**EXERCISE DESCRIPTION**
Retype the whole listing verbatim and keep the pictures out of it.

(Figure record extracts)
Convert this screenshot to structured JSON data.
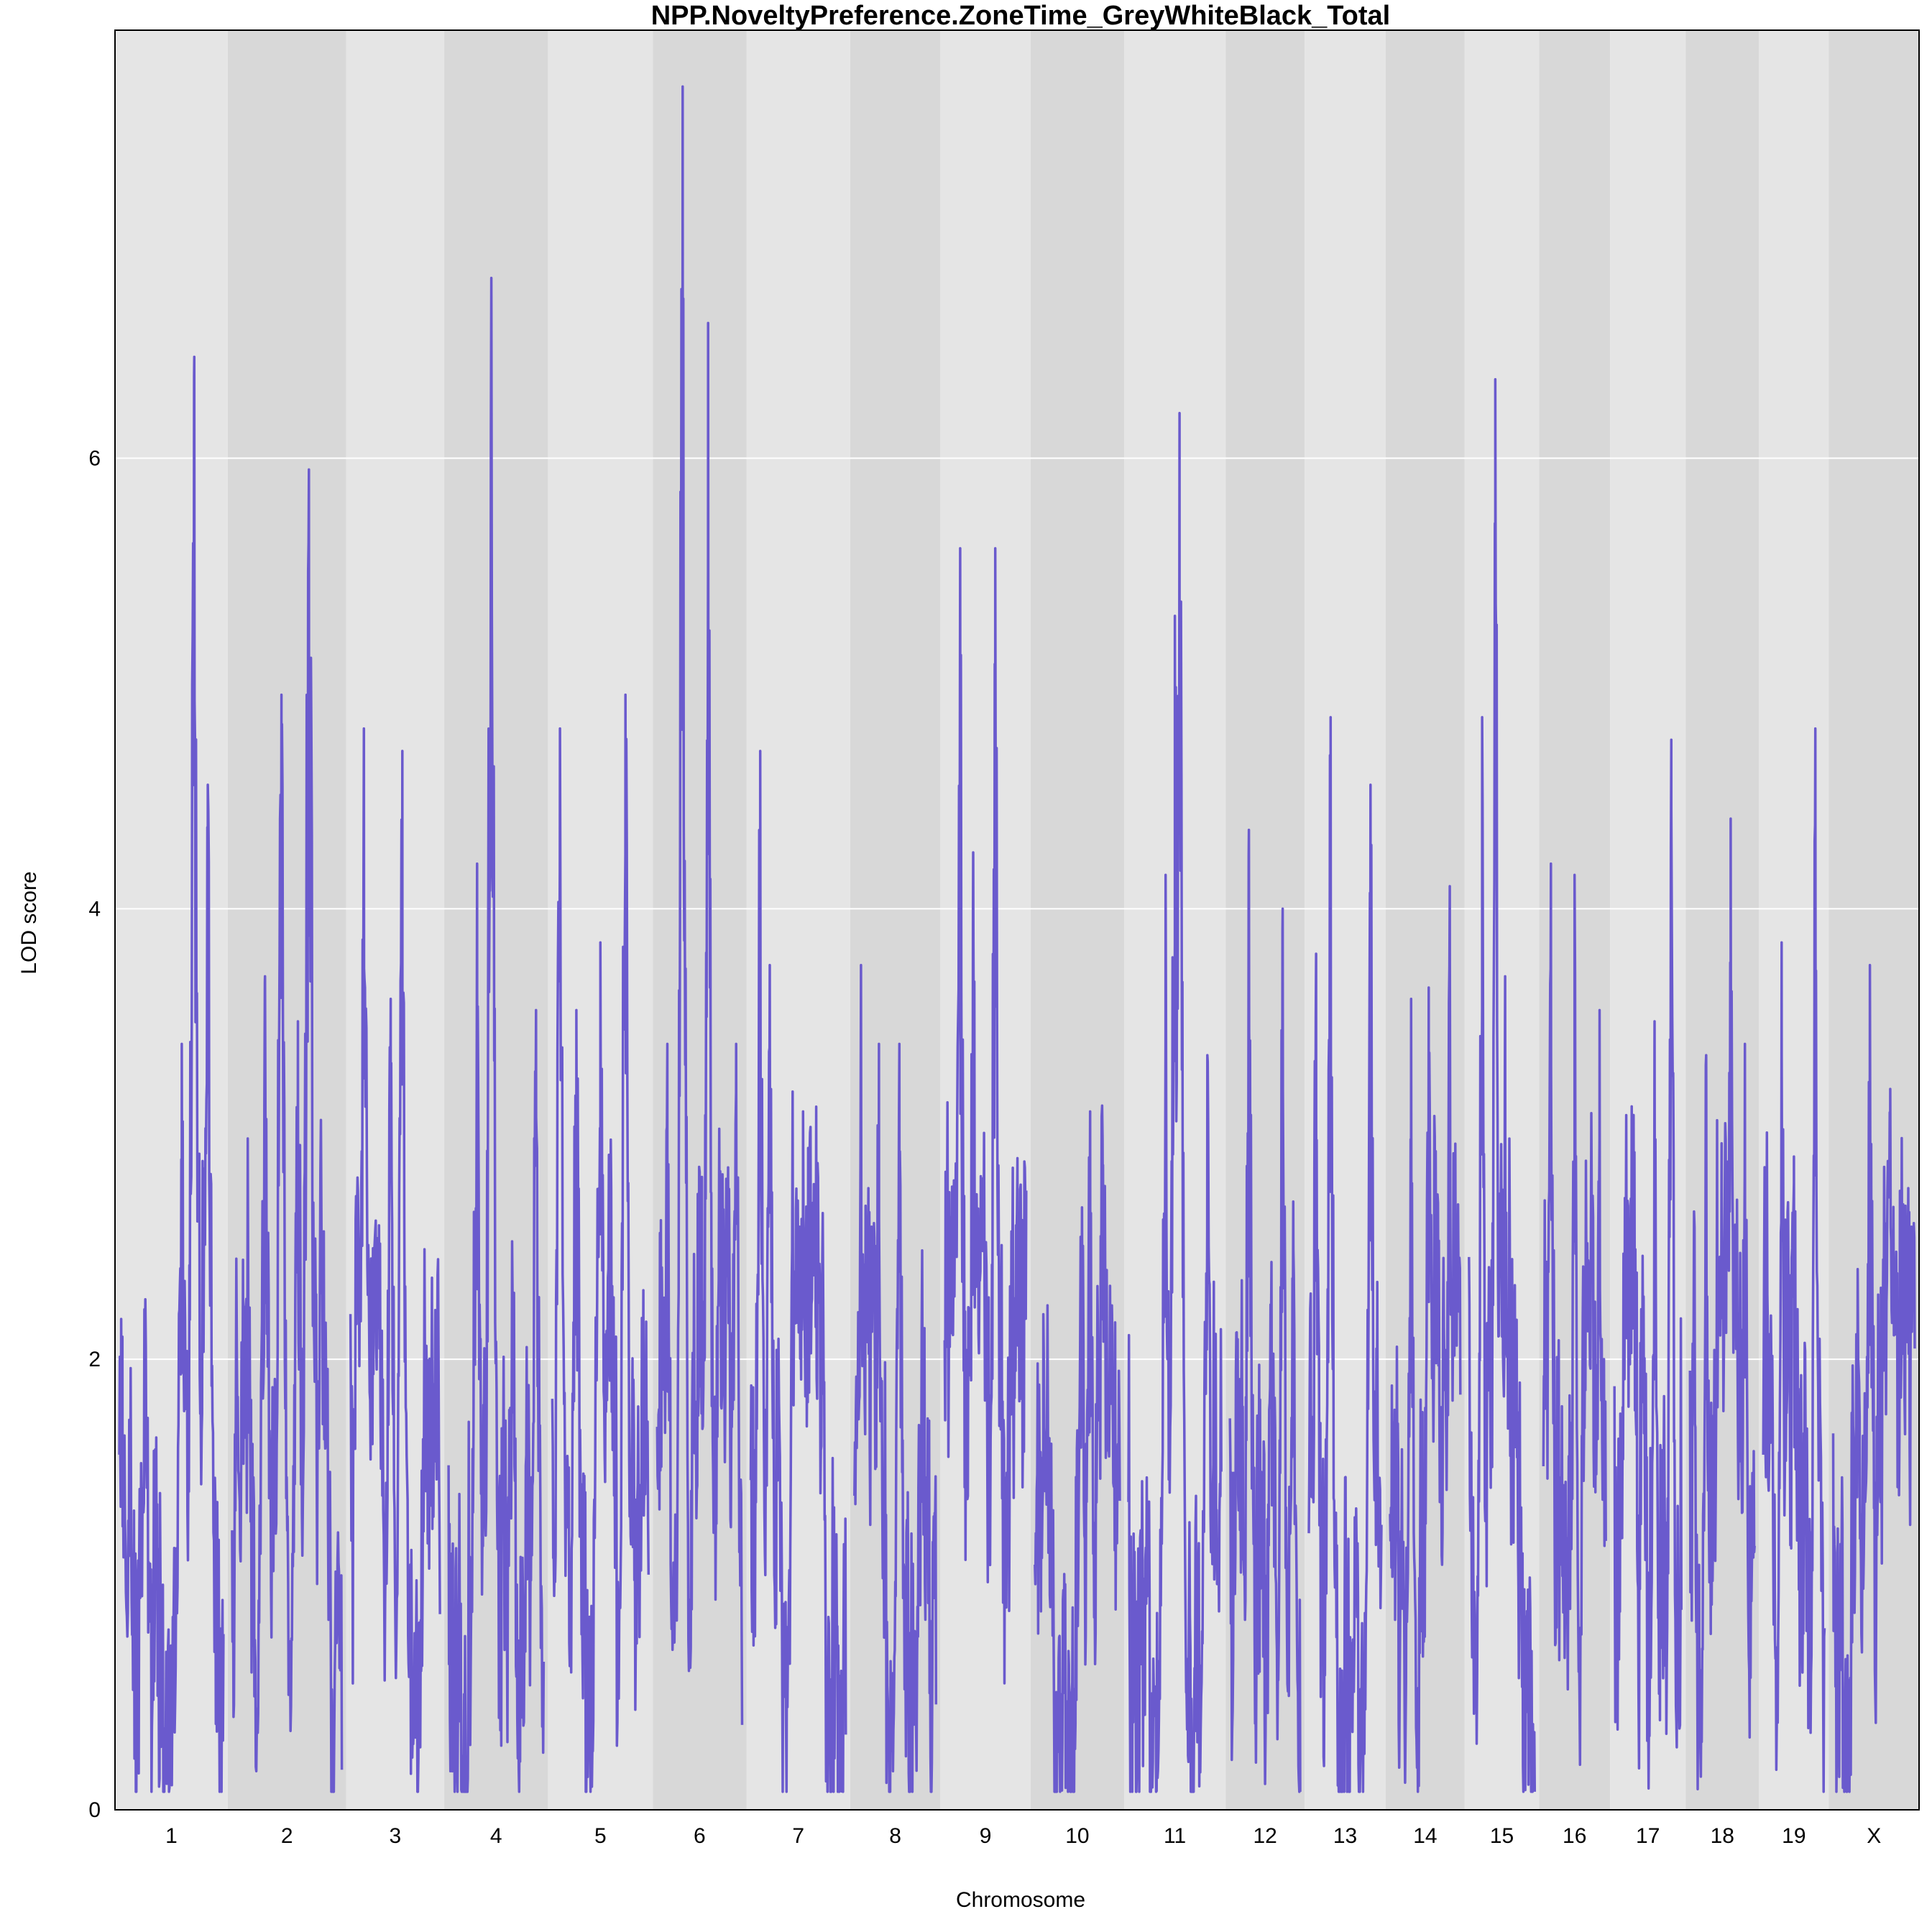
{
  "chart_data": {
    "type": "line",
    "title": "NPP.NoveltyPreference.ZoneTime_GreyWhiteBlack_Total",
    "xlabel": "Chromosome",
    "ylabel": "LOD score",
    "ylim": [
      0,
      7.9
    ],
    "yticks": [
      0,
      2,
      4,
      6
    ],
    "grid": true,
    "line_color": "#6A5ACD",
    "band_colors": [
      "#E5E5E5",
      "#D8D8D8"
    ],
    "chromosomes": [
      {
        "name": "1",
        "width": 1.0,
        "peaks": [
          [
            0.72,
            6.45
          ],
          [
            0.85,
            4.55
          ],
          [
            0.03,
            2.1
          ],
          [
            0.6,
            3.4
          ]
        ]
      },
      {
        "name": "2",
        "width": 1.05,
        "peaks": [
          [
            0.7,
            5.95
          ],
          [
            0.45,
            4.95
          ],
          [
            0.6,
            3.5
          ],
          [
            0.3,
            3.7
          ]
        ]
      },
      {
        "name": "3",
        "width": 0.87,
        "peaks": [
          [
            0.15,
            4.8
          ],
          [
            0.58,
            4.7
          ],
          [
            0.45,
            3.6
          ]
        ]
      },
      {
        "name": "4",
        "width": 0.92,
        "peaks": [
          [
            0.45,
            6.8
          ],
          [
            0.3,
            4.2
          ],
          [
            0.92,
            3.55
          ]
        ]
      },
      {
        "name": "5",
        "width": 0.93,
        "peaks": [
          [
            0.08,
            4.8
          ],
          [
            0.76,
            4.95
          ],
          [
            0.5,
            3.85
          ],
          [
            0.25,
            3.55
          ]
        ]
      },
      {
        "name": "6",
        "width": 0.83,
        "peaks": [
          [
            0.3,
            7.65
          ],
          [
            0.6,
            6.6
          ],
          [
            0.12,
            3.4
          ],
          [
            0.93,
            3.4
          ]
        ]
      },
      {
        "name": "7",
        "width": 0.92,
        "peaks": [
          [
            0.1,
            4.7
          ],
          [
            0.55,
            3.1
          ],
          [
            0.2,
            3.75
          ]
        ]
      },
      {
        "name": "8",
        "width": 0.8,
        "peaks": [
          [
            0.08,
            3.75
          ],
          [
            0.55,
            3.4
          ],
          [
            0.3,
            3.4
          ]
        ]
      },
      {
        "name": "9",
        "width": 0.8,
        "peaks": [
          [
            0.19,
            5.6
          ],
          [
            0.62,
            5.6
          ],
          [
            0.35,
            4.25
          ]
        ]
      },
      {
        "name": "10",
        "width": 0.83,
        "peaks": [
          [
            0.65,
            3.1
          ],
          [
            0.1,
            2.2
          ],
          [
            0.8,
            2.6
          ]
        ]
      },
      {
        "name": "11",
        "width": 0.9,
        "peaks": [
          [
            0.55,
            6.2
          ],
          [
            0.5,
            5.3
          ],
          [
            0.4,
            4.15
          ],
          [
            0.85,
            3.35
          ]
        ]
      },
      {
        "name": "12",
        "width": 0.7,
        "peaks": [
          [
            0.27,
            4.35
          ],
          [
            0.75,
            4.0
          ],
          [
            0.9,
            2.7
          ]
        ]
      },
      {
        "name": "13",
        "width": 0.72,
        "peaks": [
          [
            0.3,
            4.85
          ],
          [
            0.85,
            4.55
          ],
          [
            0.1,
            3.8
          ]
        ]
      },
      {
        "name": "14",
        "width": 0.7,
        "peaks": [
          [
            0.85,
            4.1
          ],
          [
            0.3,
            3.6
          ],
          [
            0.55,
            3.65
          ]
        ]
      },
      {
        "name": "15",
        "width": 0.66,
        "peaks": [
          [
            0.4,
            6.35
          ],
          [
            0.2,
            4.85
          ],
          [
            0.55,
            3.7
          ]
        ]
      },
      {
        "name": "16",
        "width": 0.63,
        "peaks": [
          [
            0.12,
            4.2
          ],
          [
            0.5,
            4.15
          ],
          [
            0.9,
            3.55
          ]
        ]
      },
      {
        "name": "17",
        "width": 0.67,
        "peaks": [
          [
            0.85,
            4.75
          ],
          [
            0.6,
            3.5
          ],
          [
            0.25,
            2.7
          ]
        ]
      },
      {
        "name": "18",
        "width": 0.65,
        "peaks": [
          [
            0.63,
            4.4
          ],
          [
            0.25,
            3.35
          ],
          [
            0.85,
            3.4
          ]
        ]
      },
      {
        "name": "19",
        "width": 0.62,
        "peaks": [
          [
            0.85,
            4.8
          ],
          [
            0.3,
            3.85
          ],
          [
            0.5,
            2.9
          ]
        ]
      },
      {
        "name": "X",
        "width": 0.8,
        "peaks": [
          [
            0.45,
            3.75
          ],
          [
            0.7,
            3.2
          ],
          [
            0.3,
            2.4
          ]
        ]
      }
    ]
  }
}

**EXPECTED ANSWER**
Convert this screenshot to structured JSON data.
{
  "chart_data": {
    "type": "line",
    "title": "NPP.NoveltyPreference.ZoneTime_GreyWhiteBlack_Total",
    "xlabel": "Chromosome",
    "ylabel": "LOD score",
    "ylim": [
      0,
      7.9
    ],
    "yticks": [
      0,
      2,
      4,
      6
    ],
    "grid": true,
    "line_color": "#6A5ACD",
    "band_colors": [
      "#E5E5E5",
      "#D8D8D8"
    ],
    "chromosomes": [
      {
        "name": "1",
        "width": 1.0,
        "peaks": [
          [
            0.72,
            6.45
          ],
          [
            0.85,
            4.55
          ],
          [
            0.03,
            2.1
          ],
          [
            0.6,
            3.4
          ]
        ]
      },
      {
        "name": "2",
        "width": 1.05,
        "peaks": [
          [
            0.7,
            5.95
          ],
          [
            0.45,
            4.95
          ],
          [
            0.6,
            3.5
          ],
          [
            0.3,
            3.7
          ]
        ]
      },
      {
        "name": "3",
        "width": 0.87,
        "peaks": [
          [
            0.15,
            4.8
          ],
          [
            0.58,
            4.7
          ],
          [
            0.45,
            3.6
          ]
        ]
      },
      {
        "name": "4",
        "width": 0.92,
        "peaks": [
          [
            0.45,
            6.8
          ],
          [
            0.3,
            4.2
          ],
          [
            0.92,
            3.55
          ]
        ]
      },
      {
        "name": "5",
        "width": 0.93,
        "peaks": [
          [
            0.08,
            4.8
          ],
          [
            0.76,
            4.95
          ],
          [
            0.5,
            3.85
          ],
          [
            0.25,
            3.55
          ]
        ]
      },
      {
        "name": "6",
        "width": 0.83,
        "peaks": [
          [
            0.3,
            7.65
          ],
          [
            0.6,
            6.6
          ],
          [
            0.12,
            3.4
          ],
          [
            0.93,
            3.4
          ]
        ]
      },
      {
        "name": "7",
        "width": 0.92,
        "peaks": [
          [
            0.1,
            4.7
          ],
          [
            0.55,
            3.1
          ],
          [
            0.2,
            3.75
          ]
        ]
      },
      {
        "name": "8",
        "width": 0.8,
        "peaks": [
          [
            0.08,
            3.75
          ],
          [
            0.55,
            3.4
          ],
          [
            0.3,
            3.4
          ]
        ]
      },
      {
        "name": "9",
        "width": 0.8,
        "peaks": [
          [
            0.19,
            5.6
          ],
          [
            0.62,
            5.6
          ],
          [
            0.35,
            4.25
          ]
        ]
      },
      {
        "name": "10",
        "width": 0.83,
        "peaks": [
          [
            0.65,
            3.1
          ],
          [
            0.1,
            2.2
          ],
          [
            0.8,
            2.6
          ]
        ]
      },
      {
        "name": "11",
        "width": 0.9,
        "peaks": [
          [
            0.55,
            6.2
          ],
          [
            0.5,
            5.3
          ],
          [
            0.4,
            4.15
          ],
          [
            0.85,
            3.35
          ]
        ]
      },
      {
        "name": "12",
        "width": 0.7,
        "peaks": [
          [
            0.27,
            4.35
          ],
          [
            0.75,
            4.0
          ],
          [
            0.9,
            2.7
          ]
        ]
      },
      {
        "name": "13",
        "width": 0.72,
        "peaks": [
          [
            0.3,
            4.85
          ],
          [
            0.85,
            4.55
          ],
          [
            0.1,
            3.8
          ]
        ]
      },
      {
        "name": "14",
        "width": 0.7,
        "peaks": [
          [
            0.85,
            4.1
          ],
          [
            0.3,
            3.6
          ],
          [
            0.55,
            3.65
          ]
        ]
      },
      {
        "name": "15",
        "width": 0.66,
        "peaks": [
          [
            0.4,
            6.35
          ],
          [
            0.2,
            4.85
          ],
          [
            0.55,
            3.7
          ]
        ]
      },
      {
        "name": "16",
        "width": 0.63,
        "peaks": [
          [
            0.12,
            4.2
          ],
          [
            0.5,
            4.15
          ],
          [
            0.9,
            3.55
          ]
        ]
      },
      {
        "name": "17",
        "width": 0.67,
        "peaks": [
          [
            0.85,
            4.75
          ],
          [
            0.6,
            3.5
          ],
          [
            0.25,
            2.7
          ]
        ]
      },
      {
        "name": "18",
        "width": 0.65,
        "peaks": [
          [
            0.63,
            4.4
          ],
          [
            0.25,
            3.35
          ],
          [
            0.85,
            3.4
          ]
        ]
      },
      {
        "name": "19",
        "width": 0.62,
        "peaks": [
          [
            0.85,
            4.8
          ],
          [
            0.3,
            3.85
          ],
          [
            0.5,
            2.9
          ]
        ]
      },
      {
        "name": "X",
        "width": 0.8,
        "peaks": [
          [
            0.45,
            3.75
          ],
          [
            0.7,
            3.2
          ],
          [
            0.3,
            2.4
          ]
        ]
      }
    ]
  }
}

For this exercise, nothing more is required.